## Goal
Quote the whole listing word for word, please.

═══

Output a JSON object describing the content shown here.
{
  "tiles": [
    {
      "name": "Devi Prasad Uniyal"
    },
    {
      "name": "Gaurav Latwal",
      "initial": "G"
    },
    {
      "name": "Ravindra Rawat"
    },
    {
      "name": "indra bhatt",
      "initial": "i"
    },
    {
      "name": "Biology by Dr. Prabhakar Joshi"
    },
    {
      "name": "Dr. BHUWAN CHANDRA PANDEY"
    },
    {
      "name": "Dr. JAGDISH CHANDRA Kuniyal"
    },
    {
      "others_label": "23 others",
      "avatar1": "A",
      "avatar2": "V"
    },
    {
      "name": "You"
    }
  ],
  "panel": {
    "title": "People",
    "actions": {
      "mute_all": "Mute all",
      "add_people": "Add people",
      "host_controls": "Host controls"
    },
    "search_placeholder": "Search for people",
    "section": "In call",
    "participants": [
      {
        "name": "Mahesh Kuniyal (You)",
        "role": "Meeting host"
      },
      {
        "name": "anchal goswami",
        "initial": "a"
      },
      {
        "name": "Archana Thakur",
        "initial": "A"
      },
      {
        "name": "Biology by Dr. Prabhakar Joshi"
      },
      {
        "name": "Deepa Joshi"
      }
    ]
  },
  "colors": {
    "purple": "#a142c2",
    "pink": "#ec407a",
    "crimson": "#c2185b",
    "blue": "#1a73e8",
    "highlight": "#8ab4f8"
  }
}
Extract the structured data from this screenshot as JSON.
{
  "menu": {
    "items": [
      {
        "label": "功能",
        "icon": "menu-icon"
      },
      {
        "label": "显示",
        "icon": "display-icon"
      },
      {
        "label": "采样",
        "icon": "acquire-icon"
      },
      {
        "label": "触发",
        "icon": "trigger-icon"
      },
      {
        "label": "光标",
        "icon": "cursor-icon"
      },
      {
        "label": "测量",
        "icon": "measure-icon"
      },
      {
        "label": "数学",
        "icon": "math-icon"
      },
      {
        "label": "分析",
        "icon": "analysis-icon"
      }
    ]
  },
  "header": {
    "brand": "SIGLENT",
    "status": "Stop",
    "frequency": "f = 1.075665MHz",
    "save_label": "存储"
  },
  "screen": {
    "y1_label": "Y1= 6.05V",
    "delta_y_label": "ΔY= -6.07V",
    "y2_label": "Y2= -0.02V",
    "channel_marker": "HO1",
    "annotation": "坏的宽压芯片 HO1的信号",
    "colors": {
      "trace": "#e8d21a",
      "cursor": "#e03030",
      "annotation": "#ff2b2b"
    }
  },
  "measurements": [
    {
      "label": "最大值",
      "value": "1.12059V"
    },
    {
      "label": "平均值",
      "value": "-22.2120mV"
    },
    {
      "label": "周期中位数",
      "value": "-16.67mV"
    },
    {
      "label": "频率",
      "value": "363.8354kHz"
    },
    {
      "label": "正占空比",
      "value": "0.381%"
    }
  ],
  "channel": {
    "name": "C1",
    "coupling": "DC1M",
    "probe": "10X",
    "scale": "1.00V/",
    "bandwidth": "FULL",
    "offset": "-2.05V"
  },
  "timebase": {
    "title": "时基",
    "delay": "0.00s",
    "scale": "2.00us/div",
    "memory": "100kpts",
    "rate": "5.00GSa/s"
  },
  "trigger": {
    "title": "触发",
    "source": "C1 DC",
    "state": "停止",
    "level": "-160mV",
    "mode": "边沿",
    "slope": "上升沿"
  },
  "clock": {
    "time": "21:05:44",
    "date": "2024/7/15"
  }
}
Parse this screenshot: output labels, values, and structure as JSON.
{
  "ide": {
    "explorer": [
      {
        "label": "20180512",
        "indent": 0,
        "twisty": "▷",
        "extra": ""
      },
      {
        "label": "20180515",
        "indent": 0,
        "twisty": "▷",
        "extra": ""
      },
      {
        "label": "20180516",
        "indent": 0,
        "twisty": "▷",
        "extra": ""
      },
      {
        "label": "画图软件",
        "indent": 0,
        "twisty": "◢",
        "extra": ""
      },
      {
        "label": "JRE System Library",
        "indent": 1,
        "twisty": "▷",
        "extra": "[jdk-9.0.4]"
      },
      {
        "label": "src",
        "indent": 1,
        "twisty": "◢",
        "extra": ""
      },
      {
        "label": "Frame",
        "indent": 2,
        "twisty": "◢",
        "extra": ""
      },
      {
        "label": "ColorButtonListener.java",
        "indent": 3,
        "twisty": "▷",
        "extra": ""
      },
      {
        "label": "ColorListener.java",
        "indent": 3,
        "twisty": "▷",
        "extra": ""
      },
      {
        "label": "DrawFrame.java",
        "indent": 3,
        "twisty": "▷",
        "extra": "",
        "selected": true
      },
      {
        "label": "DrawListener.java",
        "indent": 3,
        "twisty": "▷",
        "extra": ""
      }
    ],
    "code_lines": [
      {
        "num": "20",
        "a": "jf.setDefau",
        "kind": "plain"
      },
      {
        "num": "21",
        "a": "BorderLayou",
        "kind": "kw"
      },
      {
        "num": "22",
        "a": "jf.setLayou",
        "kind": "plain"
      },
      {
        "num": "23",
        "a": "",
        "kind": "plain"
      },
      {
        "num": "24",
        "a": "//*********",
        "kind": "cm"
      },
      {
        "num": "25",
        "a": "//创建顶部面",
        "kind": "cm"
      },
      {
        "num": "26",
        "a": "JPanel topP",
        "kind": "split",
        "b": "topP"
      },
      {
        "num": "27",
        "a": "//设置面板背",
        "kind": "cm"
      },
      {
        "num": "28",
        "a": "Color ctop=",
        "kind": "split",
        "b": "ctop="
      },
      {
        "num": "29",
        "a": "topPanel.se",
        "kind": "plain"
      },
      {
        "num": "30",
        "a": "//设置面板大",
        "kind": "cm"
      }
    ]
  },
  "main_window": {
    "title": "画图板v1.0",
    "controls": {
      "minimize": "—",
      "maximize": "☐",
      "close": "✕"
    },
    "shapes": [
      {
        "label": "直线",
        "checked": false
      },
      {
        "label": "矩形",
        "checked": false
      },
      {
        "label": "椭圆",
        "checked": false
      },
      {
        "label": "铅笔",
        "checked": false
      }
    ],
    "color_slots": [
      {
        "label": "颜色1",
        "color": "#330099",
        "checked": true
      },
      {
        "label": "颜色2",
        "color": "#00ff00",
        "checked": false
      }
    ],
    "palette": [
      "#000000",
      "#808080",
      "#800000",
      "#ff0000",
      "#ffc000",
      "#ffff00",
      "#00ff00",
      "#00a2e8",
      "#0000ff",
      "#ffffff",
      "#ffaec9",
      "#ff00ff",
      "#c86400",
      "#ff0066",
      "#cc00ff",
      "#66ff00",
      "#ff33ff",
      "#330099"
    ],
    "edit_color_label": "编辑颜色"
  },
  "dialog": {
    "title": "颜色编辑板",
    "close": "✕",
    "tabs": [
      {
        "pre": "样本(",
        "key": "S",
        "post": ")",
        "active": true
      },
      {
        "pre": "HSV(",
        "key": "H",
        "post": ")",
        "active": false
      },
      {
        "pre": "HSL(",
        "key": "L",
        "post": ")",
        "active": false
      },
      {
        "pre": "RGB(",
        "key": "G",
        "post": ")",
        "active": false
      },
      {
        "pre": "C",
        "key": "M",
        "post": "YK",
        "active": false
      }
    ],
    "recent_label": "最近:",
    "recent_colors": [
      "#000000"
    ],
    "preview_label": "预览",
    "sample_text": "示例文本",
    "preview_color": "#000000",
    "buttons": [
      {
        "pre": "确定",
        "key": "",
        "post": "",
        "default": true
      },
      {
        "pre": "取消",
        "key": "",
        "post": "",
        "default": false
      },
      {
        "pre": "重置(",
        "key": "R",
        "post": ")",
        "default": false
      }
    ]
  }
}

═══

## Written answer
Output a JSON object describing the content shown here.
{
  "tiles": [
    {
      "name": "Devi Prasad Uniyal"
    },
    {
      "name": "Gaurav Latwal",
      "initial": "G"
    },
    {
      "name": "Ravindra Rawat"
    },
    {
      "name": "indra bhatt",
      "initial": "i"
    },
    {
      "name": "Biology by Dr. Prabhakar Joshi"
    },
    {
      "name": "Dr. BHUWAN CHANDRA PANDEY"
    },
    {
      "name": "Dr. JAGDISH CHANDRA Kuniyal"
    },
    {
      "others_label": "23 others",
      "avatar1": "A",
      "avatar2": "V"
    },
    {
      "name": "You"
    }
  ],
  "panel": {
    "title": "People",
    "actions": {
      "mute_all": "Mute all",
      "add_people": "Add people",
      "host_controls": "Host controls"
    },
    "search_placeholder": "Search for people",
    "section": "In call",
    "participants": [
      {
        "name": "Mahesh Kuniyal (You)",
        "role": "Meeting host"
      },
      {
        "name": "anchal goswami",
        "initial": "a"
      },
      {
        "name": "Archana Thakur",
        "initial": "A"
      },
      {
        "name": "Biology by Dr. Prabhakar Joshi"
      },
      {
        "name": "Deepa Joshi"
      }
    ]
  },
  "colors": {
    "purple": "#a142c2",
    "pink": "#ec407a",
    "crimson": "#c2185b",
    "blue": "#1a73e8",
    "highlight": "#8ab4f8"
  }
}
Extract the structured data from this screenshot as JSON.
{
  "menu": {
    "items": [
      {
        "label": "功能",
        "icon": "menu-icon"
      },
      {
        "label": "显示",
        "icon": "display-icon"
      },
      {
        "label": "采样",
        "icon": "acquire-icon"
      },
      {
        "label": "触发",
        "icon": "trigger-icon"
      },
      {
        "label": "光标",
        "icon": "cursor-icon"
      },
      {
        "label": "测量",
        "icon": "measure-icon"
      },
      {
        "label": "数学",
        "icon": "math-icon"
      },
      {
        "label": "分析",
        "icon": "analysis-icon"
      }
    ]
  },
  "header": {
    "brand": "SIGLENT",
    "status": "Stop",
    "frequency": "f = 1.075665MHz",
    "save_label": "存储"
  },
  "screen": {
    "y1_label": "Y1= 6.05V",
    "delta_y_label": "ΔY= -6.07V",
    "y2_label": "Y2= -0.02V",
    "channel_marker": "HO1",
    "annotation": "坏的宽压芯片 HO1的信号",
    "colors": {
      "trace": "#e8d21a",
      "cursor": "#e03030",
      "annotation": "#ff2b2b"
    }
  },
  "measurements": [
    {
      "label": "最大值",
      "value": "1.12059V"
    },
    {
      "label": "平均值",
      "value": "-22.2120mV"
    },
    {
      "label": "周期中位数",
      "value": "-16.67mV"
    },
    {
      "label": "频率",
      "value": "363.8354kHz"
    },
    {
      "label": "正占空比",
      "value": "0.381%"
    }
  ],
  "channel": {
    "name": "C1",
    "coupling": "DC1M",
    "probe": "10X",
    "scale": "1.00V/",
    "bandwidth": "FULL",
    "offset": "-2.05V"
  },
  "timebase": {
    "title": "时基",
    "delay": "0.00s",
    "scale": "2.00us/div",
    "memory": "100kpts",
    "rate": "5.00GSa/s"
  },
  "trigger": {
    "title": "触发",
    "source": "C1 DC",
    "state": "停止",
    "level": "-160mV",
    "mode": "边沿",
    "slope": "上升沿"
  },
  "clock": {
    "time": "21:05:44",
    "date": "2024/7/15"
  }
}
Parse this screenshot: output labels, values, and structure as JSON.
{
  "ide": {
    "explorer": [
      {
        "label": "20180512",
        "indent": 0,
        "twisty": "▷",
        "extra": ""
      },
      {
        "label": "20180515",
        "indent": 0,
        "twisty": "▷",
        "extra": ""
      },
      {
        "label": "20180516",
        "indent": 0,
        "twisty": "▷",
        "extra": ""
      },
      {
        "label": "画图软件",
        "indent": 0,
        "twisty": "◢",
        "extra": ""
      },
      {
        "label": "JRE System Library",
        "indent": 1,
        "twisty": "▷",
        "extra": "[jdk-9.0.4]"
      },
      {
        "label": "src",
        "indent": 1,
        "twisty": "◢",
        "extra": ""
      },
      {
        "label": "Frame",
        "indent": 2,
        "twisty": "◢",
        "extra": ""
      },
      {
        "label": "ColorButtonListener.java",
        "indent": 3,
        "twisty": "▷",
        "extra": ""
      },
      {
        "label": "ColorListener.java",
        "indent": 3,
        "twisty": "▷",
        "extra": ""
      },
      {
        "label": "DrawFrame.java",
        "indent": 3,
        "twisty": "▷",
        "extra": "",
        "selected": true
      },
      {
        "label": "DrawListener.java",
        "indent": 3,
        "twisty": "▷",
        "extra": ""
      }
    ],
    "code_lines": [
      {
        "num": "20",
        "a": "jf.setDefau",
        "kind": "plain"
      },
      {
        "num": "21",
        "a": "BorderLayou",
        "kind": "kw"
      },
      {
        "num": "22",
        "a": "jf.setLayou",
        "kind": "plain"
      },
      {
        "num": "23",
        "a": "",
        "kind": "plain"
      },
      {
        "num": "24",
        "a": "//*********",
        "kind": "cm"
      },
      {
        "num": "25",
        "a": "//创建顶部面",
        "kind": "cm"
      },
      {
        "num": "26",
        "a": "JPanel topP",
        "kind": "split",
        "b": "topP"
      },
      {
        "num": "27",
        "a": "//设置面板背",
        "kind": "cm"
      },
      {
        "num": "28",
        "a": "Color ctop=",
        "kind": "split",
        "b": "ctop="
      },
      {
        "num": "29",
        "a": "topPanel.se",
        "kind": "plain"
      },
      {
        "num": "30",
        "a": "//设置面板大",
        "kind": "cm"
      }
    ]
  },
  "main_window": {
    "title": "画图板v1.0",
    "controls": {
      "minimize": "—",
      "maximize": "☐",
      "close": "✕"
    },
    "shapes": [
      {
        "label": "直线",
        "checked": false
      },
      {
        "label": "矩形",
        "checked": false
      },
      {
        "label": "椭圆",
        "checked": false
      },
      {
        "label": "铅笔",
        "checked": false
      }
    ],
    "color_slots": [
      {
        "label": "颜色1",
        "color": "#330099",
        "checked": true
      },
      {
        "label": "颜色2",
        "color": "#00ff00",
        "checked": false
      }
    ],
    "palette": [
      "#000000",
      "#808080",
      "#800000",
      "#ff0000",
      "#ffc000",
      "#ffff00",
      "#00ff00",
      "#00a2e8",
      "#0000ff",
      "#ffffff",
      "#ffaec9",
      "#ff00ff",
      "#c86400",
      "#ff0066",
      "#cc00ff",
      "#66ff00",
      "#ff33ff",
      "#330099"
    ],
    "edit_color_label": "编辑颜色"
  },
  "dialog": {
    "title": "颜色编辑板",
    "close": "✕",
    "tabs": [
      {
        "pre": "样本(",
        "key": "S",
        "post": ")",
        "active": true
      },
      {
        "pre": "HSV(",
        "key": "H",
        "post": ")",
        "active": false
      },
      {
        "pre": "HSL(",
        "key": "L",
        "post": ")",
        "active": false
      },
      {
        "pre": "RGB(",
        "key": "G",
        "post": ")",
        "active": false
      },
      {
        "pre": "C",
        "key": "M",
        "post": "YK",
        "active": false
      }
    ],
    "recent_label": "最近:",
    "recent_colors": [
      "#000000"
    ],
    "preview_label": "预览",
    "sample_text": "示例文本",
    "preview_color": "#000000",
    "buttons": [
      {
        "pre": "确定",
        "key": "",
        "post": "",
        "default": true
      },
      {
        "pre": "取消",
        "key": "",
        "post": "",
        "default": false
      },
      {
        "pre": "重置(",
        "key": "R",
        "post": ")",
        "default": false
      }
    ]
  }
}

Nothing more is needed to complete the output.